*EXERCICE À TRAITER*.
Présentez en tableau Markdown les lignes des enregistrements, de la toute première jusqu'à celle qui contient « text-a-icon: a <box>20 450 28 466</box> » incluse, et rien d'autre. Utilisez une colonne « N° » pour le numéro de rang et une colonne « Ligne » pour le texte, en omettant les lignes vides.

*DONNÉES FOURNIES*.
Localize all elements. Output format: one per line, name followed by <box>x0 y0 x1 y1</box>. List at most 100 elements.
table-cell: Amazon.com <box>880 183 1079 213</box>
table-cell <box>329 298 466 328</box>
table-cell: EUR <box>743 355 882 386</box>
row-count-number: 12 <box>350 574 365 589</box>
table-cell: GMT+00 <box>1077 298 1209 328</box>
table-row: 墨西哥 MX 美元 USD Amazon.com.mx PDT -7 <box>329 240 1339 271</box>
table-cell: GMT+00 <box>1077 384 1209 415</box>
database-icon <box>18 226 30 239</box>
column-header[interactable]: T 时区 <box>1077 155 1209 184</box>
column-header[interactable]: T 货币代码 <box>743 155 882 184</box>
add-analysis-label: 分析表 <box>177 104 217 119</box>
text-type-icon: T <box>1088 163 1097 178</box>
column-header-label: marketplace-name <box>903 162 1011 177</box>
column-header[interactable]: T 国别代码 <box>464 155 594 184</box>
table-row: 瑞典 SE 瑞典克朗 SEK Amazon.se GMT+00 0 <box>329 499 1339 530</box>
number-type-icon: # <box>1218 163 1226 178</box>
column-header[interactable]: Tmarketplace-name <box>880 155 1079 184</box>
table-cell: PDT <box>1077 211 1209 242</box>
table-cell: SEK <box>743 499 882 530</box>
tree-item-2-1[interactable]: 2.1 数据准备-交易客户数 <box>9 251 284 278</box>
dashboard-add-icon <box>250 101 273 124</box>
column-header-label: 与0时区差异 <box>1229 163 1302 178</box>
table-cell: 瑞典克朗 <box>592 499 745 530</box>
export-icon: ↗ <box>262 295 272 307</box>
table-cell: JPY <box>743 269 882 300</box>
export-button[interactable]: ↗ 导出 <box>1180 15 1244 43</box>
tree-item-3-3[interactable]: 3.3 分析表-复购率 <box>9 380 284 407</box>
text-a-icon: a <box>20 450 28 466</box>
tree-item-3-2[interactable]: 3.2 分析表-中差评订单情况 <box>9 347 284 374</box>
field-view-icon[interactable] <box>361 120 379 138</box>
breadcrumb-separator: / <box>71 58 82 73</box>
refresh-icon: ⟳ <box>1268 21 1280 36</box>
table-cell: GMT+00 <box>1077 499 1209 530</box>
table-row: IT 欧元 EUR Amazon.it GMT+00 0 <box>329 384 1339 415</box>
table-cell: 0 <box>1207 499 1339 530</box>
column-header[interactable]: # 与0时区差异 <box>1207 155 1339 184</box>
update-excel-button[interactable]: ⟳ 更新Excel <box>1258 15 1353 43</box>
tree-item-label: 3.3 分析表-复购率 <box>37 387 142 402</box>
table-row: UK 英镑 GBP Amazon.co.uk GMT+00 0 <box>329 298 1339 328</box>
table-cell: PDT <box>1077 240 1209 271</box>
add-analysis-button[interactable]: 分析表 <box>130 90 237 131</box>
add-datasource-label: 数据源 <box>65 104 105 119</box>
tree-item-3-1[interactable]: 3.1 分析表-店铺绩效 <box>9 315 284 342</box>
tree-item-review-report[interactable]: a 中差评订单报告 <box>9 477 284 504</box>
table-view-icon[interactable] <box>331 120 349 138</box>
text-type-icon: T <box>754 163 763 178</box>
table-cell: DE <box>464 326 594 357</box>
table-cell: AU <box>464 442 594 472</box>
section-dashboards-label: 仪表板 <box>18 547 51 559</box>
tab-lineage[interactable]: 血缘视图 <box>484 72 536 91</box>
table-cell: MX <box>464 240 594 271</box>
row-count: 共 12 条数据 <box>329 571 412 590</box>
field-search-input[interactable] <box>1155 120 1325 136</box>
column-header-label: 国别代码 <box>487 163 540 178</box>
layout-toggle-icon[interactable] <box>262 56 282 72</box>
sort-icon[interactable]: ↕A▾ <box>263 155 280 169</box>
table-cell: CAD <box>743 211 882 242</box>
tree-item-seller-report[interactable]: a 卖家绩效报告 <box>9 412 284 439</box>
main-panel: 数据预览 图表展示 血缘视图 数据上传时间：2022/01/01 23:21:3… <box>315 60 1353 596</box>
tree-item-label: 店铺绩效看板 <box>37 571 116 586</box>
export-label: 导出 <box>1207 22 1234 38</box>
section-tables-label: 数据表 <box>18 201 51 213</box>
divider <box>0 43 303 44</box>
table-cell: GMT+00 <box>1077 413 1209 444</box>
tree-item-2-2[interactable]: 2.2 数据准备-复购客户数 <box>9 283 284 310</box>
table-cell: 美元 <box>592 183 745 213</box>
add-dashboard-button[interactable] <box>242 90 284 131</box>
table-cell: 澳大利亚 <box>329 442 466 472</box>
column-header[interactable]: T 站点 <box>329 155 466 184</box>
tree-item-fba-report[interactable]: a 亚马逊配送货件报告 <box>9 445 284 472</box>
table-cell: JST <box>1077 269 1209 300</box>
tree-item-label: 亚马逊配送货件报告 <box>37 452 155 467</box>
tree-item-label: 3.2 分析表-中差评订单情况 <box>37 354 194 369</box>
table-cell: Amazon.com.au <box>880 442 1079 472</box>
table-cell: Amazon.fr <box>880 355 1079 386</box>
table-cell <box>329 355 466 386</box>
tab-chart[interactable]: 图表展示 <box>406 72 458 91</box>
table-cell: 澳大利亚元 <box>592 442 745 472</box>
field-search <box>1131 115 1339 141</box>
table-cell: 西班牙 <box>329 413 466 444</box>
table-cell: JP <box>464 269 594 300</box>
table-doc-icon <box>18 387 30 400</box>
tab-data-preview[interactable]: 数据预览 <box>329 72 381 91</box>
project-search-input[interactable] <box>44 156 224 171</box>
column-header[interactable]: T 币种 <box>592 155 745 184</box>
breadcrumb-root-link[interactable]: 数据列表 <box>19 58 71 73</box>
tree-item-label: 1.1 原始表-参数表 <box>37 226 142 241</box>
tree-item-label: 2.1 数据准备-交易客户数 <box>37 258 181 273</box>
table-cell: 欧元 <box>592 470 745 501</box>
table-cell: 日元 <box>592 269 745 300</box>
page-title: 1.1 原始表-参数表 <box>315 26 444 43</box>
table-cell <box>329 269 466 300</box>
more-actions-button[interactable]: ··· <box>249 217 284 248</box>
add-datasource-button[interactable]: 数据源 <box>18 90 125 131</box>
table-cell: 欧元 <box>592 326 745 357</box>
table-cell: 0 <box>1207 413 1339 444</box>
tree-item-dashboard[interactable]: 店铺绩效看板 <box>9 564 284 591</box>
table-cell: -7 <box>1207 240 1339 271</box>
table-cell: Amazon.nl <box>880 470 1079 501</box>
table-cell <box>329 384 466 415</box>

*SOLUTION PROPOSÉE*.
| N° | Ligne |
|---|---|
| 1 | Localize all elements. Output format: one per line, name followed by <box>x0 y0 x1 y1</box>. List at most 100 elements. |
| 2 | table-cell: Amazon.com <box>880 183 1079 213</box> |
| 3 | table-cell <box>329 298 466 328</box> |
| 4 | table-cell: EUR <box>743 355 882 386</box> |
| 5 | row-count-number: 12 <box>350 574 365 589</box> |
| 6 | table-cell: GMT+00 <box>1077 298 1209 328</box> |
| 7 | table-row: 墨西哥 MX 美元 USD Amazon.com.mx PDT -7 <box>329 240 1339 271</box> |
| 8 | table-cell: GMT+00 <box>1077 384 1209 415</box> |
| 9 | database-icon <box>18 226 30 239</box> |
| 10 | column-header[interactable]: T 时区 <box>1077 155 1209 184</box> |
| 11 | column-header[interactable]: T 货币代码 <box>743 155 882 184</box> |
| 12 | add-analysis-label: 分析表 <box>177 104 217 119</box> |
| 13 | text-type-icon: T <box>1088 163 1097 178</box> |
| 14 | column-header-label: marketplace-name <box>903 162 1011 177</box> |
| 15 | column-header[interactable]: T 国别代码 <box>464 155 594 184</box> |
| 16 | table-row: 瑞典 SE 瑞典克朗 SEK Amazon.se GMT+00 0 <box>329 499 1339 530</box> |
| 17 | number-type-icon: # <box>1218 163 1226 178</box> |
| 18 | column-header[interactable]: Tmarketplace-name <box>880 155 1079 184</box> |
| 19 | table-cell: PDT <box>1077 211 1209 242</box> |
| 20 | table-cell: SEK <box>743 499 882 530</box> |
| 21 | tree-item-2-1[interactable]: 2.1 数据准备-交易客户数 <box>9 251 284 278</box> |
| 22 | dashboard-add-icon <box>250 101 273 124</box> |
| 23 | column-header-label: 与0时区差异 <box>1229 163 1302 178</box> |
| 24 | table-cell: 瑞典克朗 <box>592 499 745 530</box> |
| 25 | export-icon: ↗ <box>262 295 272 307</box> |
| 26 | table-cell: JPY <box>743 269 882 300</box> |
| 27 | export-button[interactable]: ↗ 导出 <box>1180 15 1244 43</box> |
| 28 | tree-item-3-3[interactable]: 3.3 分析表-复购率 <box>9 380 284 407</box> |
| 29 | text-a-icon: a <box>20 450 28 466</box> |